- _TASK TO COMPLETE_:
Single out each line with the word "this" and copy it.
◇ ◇ ◇ ◇ ◇
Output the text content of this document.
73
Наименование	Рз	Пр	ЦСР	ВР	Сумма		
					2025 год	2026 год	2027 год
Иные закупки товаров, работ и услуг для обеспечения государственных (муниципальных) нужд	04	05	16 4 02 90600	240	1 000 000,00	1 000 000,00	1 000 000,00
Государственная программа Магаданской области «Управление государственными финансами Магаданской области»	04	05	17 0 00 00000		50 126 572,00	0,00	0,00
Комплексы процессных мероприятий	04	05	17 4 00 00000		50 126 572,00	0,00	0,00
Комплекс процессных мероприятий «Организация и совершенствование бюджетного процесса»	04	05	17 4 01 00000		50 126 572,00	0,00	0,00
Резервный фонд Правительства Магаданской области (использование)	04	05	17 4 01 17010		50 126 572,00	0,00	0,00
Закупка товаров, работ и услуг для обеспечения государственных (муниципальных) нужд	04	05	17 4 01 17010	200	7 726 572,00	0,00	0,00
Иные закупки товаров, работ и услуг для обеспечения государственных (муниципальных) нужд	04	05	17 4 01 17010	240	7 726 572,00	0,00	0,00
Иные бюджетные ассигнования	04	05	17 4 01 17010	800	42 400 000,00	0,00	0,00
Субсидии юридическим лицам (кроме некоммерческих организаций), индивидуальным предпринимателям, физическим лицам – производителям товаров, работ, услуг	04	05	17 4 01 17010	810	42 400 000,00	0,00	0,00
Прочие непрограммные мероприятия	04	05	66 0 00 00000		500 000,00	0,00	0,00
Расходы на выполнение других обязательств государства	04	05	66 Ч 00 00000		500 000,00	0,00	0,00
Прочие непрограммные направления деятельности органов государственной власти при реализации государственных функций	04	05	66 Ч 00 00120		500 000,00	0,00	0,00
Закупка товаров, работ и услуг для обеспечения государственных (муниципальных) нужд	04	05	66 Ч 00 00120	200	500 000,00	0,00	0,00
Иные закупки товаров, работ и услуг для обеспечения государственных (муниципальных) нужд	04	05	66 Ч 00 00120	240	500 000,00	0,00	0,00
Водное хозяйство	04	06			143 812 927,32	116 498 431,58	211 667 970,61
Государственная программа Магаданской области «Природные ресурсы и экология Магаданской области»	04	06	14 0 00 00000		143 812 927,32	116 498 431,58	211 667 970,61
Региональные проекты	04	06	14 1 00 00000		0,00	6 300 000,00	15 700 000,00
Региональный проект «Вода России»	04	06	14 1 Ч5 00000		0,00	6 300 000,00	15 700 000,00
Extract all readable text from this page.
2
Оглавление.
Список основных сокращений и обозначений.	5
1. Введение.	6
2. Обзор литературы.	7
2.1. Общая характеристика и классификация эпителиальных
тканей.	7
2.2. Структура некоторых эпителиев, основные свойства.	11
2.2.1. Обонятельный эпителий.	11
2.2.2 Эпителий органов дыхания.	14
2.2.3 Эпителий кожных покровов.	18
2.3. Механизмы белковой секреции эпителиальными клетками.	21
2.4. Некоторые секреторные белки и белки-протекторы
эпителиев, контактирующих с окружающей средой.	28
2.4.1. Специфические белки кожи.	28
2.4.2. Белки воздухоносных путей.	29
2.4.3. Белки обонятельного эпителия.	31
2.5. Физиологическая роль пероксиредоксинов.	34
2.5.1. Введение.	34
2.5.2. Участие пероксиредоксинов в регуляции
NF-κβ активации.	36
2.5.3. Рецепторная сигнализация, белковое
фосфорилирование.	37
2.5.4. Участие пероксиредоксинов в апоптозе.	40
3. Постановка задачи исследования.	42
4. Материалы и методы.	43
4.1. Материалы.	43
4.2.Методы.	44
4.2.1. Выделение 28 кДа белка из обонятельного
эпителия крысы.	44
◇ ◇ ◇ ◇ ◇
- _RESULT OF THE TASK_:
Output the text content of this document.
Extract all readable text from this page.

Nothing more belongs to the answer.